:: Records for processing
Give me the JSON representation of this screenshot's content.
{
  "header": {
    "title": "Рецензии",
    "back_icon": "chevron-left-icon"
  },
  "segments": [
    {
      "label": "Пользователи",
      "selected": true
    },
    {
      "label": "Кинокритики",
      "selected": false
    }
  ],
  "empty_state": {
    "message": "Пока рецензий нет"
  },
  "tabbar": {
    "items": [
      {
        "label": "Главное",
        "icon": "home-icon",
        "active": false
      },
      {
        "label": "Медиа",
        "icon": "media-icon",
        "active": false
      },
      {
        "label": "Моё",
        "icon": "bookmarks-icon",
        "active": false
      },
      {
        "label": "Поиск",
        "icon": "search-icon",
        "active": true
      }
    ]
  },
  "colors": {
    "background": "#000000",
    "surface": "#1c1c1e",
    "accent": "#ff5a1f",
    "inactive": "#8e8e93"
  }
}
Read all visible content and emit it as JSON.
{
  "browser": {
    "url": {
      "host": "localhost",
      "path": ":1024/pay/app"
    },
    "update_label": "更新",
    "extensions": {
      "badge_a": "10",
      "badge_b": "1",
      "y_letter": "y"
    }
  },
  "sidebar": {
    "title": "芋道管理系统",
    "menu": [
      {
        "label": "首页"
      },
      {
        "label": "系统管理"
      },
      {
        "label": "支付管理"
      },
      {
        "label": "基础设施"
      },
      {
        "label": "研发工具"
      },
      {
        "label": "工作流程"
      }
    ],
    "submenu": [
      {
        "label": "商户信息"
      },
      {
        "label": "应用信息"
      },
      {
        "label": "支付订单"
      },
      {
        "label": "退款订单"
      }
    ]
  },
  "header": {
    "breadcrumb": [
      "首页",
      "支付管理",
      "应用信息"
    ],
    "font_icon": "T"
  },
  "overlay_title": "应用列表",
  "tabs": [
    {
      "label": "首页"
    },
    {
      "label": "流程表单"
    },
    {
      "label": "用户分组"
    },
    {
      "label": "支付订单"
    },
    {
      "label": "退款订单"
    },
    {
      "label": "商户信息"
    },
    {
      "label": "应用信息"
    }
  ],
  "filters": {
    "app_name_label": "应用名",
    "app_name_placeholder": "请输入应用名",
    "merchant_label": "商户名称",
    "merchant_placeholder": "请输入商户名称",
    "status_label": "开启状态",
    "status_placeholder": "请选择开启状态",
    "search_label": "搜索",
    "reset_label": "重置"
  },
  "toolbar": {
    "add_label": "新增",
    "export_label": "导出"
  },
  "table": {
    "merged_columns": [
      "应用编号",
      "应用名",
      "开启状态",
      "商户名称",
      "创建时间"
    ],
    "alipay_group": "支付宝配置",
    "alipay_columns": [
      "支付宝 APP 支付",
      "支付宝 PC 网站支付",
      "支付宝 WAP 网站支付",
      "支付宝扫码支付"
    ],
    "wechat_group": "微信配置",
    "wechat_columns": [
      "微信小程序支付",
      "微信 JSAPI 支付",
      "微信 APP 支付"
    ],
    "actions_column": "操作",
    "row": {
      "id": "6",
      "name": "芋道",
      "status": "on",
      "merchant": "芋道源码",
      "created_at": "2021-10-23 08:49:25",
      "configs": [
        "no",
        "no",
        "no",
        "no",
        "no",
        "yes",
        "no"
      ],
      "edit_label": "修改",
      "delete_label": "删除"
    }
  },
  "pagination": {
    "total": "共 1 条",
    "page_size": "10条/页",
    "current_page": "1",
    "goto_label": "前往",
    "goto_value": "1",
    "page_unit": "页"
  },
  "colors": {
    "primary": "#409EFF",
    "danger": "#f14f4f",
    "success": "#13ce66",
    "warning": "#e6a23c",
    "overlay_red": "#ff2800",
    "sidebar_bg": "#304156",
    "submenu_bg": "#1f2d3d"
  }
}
::::
Direction. Check each line above for "JSON" and return the ones that have it.

Written solution.
Give me the JSON representation of this screenshot's content.
Read all visible content and emit it as JSON.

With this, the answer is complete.